■ What is being asked ■
State how many lines of the listing below include the word "Steel". Give only the number.

■ Dataset records ■
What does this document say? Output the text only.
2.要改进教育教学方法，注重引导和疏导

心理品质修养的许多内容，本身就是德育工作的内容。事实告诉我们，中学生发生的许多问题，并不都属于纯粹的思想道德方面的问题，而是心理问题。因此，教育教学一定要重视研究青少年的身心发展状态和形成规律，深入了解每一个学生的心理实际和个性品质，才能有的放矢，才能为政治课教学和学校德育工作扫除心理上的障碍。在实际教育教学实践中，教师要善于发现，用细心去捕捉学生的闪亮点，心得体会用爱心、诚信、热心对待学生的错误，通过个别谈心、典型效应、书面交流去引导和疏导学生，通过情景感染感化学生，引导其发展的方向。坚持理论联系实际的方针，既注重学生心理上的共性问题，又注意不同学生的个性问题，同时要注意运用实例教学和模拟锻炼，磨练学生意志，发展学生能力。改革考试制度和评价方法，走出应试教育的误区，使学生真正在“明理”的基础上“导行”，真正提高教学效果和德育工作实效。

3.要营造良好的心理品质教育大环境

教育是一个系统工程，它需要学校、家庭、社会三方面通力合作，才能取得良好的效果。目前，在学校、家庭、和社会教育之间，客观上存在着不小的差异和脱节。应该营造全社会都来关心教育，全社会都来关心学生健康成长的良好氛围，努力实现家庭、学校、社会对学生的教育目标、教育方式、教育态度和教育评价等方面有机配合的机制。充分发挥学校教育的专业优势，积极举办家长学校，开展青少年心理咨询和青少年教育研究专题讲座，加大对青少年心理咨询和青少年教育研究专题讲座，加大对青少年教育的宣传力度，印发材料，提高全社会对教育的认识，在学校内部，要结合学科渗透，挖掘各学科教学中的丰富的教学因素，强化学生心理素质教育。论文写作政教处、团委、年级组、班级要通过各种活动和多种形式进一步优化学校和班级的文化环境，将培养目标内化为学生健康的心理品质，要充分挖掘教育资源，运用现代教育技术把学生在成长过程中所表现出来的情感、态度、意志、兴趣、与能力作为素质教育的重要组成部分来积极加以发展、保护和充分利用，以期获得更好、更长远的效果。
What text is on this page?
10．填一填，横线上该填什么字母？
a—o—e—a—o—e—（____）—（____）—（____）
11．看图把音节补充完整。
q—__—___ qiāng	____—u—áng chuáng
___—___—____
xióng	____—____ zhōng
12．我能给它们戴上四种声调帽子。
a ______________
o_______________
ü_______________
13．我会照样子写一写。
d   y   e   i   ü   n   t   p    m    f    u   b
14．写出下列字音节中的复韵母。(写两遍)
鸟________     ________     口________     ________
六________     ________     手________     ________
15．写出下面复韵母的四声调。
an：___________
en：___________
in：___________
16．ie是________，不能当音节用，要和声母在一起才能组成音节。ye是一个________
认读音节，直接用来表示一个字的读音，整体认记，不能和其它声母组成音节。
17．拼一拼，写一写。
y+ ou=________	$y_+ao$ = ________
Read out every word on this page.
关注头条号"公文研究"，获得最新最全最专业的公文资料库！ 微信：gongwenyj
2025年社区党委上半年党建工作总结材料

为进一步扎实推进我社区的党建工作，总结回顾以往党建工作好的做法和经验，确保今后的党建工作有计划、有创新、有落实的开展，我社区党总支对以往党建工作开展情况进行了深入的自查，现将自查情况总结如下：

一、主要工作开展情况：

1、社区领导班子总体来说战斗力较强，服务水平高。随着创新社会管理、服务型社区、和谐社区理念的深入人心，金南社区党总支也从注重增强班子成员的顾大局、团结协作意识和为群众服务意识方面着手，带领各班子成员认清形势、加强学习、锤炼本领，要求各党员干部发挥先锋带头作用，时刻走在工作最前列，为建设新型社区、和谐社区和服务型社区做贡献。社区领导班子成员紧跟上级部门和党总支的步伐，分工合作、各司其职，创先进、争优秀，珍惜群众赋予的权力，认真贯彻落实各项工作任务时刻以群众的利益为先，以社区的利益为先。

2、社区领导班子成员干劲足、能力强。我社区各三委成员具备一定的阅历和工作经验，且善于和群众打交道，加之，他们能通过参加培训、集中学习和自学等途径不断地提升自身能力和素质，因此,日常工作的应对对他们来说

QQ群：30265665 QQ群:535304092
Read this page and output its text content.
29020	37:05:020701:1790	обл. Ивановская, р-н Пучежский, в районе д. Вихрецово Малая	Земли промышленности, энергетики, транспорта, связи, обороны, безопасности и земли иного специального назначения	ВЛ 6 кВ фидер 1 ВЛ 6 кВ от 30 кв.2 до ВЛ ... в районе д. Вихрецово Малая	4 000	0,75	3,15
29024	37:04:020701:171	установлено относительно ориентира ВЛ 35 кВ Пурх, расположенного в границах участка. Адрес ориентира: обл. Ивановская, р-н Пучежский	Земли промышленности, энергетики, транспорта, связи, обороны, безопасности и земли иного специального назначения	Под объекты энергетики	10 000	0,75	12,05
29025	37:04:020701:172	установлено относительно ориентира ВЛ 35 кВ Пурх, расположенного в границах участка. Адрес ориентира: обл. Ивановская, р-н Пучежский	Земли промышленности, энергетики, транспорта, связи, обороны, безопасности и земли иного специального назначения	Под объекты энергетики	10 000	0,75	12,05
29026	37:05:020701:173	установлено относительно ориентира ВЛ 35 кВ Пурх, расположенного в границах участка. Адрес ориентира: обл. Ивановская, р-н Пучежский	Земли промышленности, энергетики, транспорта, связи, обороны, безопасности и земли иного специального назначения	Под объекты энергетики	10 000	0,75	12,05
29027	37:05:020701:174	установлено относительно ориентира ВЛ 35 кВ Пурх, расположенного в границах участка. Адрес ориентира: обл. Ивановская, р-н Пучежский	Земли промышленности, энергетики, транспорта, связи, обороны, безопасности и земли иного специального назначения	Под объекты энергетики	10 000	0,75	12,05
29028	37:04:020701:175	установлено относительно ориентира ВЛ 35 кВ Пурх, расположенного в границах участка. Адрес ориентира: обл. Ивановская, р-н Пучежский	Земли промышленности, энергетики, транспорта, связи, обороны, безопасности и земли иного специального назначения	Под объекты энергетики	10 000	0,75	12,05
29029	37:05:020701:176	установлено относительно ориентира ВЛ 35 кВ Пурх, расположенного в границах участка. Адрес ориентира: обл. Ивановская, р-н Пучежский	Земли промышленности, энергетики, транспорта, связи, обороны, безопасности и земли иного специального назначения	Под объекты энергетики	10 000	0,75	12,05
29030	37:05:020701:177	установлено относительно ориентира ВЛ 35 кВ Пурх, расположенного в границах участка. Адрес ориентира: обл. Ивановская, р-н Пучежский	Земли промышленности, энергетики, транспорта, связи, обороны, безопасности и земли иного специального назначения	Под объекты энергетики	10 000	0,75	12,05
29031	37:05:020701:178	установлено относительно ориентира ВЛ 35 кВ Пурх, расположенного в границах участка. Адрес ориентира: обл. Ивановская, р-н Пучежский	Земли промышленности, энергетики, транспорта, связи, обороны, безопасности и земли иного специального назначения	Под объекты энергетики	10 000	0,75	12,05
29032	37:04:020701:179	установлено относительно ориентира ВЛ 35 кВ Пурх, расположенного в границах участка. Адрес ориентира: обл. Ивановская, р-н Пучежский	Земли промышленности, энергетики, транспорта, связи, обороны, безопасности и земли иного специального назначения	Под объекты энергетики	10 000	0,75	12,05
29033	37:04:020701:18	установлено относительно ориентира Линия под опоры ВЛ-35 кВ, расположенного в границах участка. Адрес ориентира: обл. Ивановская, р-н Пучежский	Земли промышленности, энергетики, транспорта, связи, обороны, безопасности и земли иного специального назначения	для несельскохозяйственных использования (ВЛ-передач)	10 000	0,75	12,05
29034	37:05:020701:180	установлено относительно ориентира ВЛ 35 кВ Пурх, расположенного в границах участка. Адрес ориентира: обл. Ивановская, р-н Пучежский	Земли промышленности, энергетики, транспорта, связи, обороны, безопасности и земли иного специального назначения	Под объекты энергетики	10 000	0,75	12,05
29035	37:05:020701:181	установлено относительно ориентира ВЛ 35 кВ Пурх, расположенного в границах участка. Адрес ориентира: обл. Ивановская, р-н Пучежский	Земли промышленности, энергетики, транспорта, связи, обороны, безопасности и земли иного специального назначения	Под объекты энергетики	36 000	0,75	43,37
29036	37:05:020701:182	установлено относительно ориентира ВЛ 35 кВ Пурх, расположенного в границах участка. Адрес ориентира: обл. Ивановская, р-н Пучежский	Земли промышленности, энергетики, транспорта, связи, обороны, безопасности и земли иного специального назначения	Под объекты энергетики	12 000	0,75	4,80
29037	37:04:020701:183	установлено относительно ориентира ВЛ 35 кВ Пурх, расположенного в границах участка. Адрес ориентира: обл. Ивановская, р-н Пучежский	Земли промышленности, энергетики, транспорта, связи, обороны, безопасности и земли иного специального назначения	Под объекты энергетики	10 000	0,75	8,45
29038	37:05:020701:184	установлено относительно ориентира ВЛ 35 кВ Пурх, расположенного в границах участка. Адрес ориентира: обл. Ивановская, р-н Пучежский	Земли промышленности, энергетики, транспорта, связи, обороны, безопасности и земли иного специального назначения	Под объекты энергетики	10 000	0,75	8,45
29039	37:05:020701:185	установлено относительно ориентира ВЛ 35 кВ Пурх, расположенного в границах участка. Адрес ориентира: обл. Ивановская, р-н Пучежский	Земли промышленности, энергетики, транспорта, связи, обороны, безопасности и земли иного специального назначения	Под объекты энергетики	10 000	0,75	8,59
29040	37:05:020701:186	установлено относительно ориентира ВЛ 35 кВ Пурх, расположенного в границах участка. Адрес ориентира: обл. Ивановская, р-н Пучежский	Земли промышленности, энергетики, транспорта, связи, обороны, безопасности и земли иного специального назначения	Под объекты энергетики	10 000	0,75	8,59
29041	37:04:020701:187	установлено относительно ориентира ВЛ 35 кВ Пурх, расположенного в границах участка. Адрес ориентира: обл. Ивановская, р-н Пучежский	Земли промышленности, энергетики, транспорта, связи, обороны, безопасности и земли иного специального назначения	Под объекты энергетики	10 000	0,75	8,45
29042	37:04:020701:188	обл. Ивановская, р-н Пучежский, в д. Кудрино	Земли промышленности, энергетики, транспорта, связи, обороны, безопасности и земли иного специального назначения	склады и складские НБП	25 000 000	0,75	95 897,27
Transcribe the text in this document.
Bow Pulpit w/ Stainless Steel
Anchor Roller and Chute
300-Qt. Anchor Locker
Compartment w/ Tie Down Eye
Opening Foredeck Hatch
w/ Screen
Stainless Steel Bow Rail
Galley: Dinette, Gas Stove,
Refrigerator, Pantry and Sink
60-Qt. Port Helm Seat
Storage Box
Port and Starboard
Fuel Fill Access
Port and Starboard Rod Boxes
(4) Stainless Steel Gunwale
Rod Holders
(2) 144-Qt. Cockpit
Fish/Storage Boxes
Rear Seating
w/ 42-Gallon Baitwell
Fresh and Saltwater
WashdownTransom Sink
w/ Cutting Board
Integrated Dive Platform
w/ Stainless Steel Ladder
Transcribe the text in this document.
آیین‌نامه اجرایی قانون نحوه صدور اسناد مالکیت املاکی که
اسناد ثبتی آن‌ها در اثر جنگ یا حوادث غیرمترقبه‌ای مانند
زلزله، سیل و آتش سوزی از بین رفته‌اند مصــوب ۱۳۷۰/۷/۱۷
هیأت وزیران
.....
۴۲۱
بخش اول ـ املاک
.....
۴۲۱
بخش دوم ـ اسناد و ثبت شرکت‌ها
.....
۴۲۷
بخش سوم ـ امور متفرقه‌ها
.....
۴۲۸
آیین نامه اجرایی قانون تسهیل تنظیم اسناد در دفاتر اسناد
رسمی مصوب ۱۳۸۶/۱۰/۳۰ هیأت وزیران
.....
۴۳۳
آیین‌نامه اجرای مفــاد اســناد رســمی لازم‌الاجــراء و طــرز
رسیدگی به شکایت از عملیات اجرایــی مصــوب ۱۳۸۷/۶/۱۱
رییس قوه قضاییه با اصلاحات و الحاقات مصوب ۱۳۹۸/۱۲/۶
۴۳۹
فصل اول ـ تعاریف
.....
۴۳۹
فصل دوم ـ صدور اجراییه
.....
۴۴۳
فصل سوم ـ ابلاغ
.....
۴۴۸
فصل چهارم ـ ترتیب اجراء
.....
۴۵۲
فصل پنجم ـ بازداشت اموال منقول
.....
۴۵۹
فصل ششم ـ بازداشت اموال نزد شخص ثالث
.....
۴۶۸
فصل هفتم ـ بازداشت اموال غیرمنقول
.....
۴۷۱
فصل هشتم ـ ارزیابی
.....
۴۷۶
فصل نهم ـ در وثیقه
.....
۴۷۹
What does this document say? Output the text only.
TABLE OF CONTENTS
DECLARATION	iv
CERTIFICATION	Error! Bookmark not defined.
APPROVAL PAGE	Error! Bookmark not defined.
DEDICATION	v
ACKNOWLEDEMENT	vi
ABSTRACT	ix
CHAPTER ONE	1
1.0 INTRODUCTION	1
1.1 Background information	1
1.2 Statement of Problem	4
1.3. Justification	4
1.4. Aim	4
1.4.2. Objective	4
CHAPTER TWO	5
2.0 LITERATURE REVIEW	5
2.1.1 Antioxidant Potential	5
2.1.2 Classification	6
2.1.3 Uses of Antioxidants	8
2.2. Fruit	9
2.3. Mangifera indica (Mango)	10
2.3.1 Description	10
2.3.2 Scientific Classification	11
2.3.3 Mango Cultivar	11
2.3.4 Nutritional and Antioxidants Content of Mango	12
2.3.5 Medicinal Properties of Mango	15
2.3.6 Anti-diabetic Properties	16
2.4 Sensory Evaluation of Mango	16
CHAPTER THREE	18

■ Solution ■
4